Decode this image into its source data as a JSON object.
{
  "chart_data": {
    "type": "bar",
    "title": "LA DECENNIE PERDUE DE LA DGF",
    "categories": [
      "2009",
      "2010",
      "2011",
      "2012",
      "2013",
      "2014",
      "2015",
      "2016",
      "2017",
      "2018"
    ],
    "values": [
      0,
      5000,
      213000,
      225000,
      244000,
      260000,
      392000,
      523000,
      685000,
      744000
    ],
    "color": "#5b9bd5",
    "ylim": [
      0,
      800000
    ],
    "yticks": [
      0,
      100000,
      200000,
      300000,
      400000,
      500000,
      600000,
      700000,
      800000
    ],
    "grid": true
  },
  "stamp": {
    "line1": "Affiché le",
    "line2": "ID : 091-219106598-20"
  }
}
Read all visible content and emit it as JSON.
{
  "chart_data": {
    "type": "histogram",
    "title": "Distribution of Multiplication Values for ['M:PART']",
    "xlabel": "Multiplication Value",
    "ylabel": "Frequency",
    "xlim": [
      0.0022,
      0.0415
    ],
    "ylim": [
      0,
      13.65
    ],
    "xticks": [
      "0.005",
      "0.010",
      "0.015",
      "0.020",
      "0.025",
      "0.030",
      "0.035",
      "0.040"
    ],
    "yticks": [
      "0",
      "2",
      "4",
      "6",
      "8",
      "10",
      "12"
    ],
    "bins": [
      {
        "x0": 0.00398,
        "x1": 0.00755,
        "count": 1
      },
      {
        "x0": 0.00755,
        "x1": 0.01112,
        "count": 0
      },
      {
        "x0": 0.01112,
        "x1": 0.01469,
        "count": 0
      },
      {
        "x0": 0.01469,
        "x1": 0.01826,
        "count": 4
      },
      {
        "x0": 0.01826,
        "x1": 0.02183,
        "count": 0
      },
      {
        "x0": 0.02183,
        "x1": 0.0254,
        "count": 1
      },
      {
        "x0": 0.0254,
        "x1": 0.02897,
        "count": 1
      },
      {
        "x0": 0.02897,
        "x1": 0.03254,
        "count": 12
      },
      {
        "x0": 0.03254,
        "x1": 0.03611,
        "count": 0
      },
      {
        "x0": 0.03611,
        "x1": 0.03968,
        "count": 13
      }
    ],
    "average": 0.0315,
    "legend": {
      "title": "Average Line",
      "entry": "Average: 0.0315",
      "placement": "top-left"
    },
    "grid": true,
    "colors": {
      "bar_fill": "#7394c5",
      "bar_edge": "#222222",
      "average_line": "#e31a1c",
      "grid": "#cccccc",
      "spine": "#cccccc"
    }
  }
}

-------------------------

### What is needed
Please quote the records above exactly, without skipping a line.

### Expected answer
Decode this image into its source data as a JSON object.
{
  "chart_data": {
    "type": "bar",
    "title": "LA DECENNIE PERDUE DE LA DGF",
    "categories": [
      "2009",
      "2010",
      "2011",
      "2012",
      "2013",
      "2014",
      "2015",
      "2016",
      "2017",
      "2018"
    ],
    "values": [
      0,
      5000,
      213000,
      225000,
      244000,
      260000,
      392000,
      523000,
      685000,
      744000
    ],
    "color": "#5b9bd5",
    "ylim": [
      0,
      800000
    ],
    "yticks": [
      0,
      100000,
      200000,
      300000,
      400000,
      500000,
      600000,
      700000,
      800000
    ],
    "grid": true
  },
  "stamp": {
    "line1": "Affiché le",
    "line2": "ID : 091-219106598-20"
  }
}
Read all visible content and emit it as JSON.
{
  "chart_data": {
    "type": "histogram",
    "title": "Distribution of Multiplication Values for ['M:PART']",
    "xlabel": "Multiplication Value",
    "ylabel": "Frequency",
    "xlim": [
      0.0022,
      0.0415
    ],
    "ylim": [
      0,
      13.65
    ],
    "xticks": [
      "0.005",
      "0.010",
      "0.015",
      "0.020",
      "0.025",
      "0.030",
      "0.035",
      "0.040"
    ],
    "yticks": [
      "0",
      "2",
      "4",
      "6",
      "8",
      "10",
      "12"
    ],
    "bins": [
      {
        "x0": 0.00398,
        "x1": 0.00755,
        "count": 1
      },
      {
        "x0": 0.00755,
        "x1": 0.01112,
        "count": 0
      },
      {
        "x0": 0.01112,
        "x1": 0.01469,
        "count": 0
      },
      {
        "x0": 0.01469,
        "x1": 0.01826,
        "count": 4
      },
      {
        "x0": 0.01826,
        "x1": 0.02183,
        "count": 0
      },
      {
        "x0": 0.02183,
        "x1": 0.0254,
        "count": 1
      },
      {
        "x0": 0.0254,
        "x1": 0.02897,
        "count": 1
      },
      {
        "x0": 0.02897,
        "x1": 0.03254,
        "count": 12
      },
      {
        "x0": 0.03254,
        "x1": 0.03611,
        "count": 0
      },
      {
        "x0": 0.03611,
        "x1": 0.03968,
        "count": 13
      }
    ],
    "average": 0.0315,
    "legend": {
      "title": "Average Line",
      "entry": "Average: 0.0315",
      "placement": "top-left"
    },
    "grid": true,
    "colors": {
      "bar_fill": "#7394c5",
      "bar_edge": "#222222",
      "average_line": "#e31a1c",
      "grid": "#cccccc",
      "spine": "#cccccc"
    }
  }
}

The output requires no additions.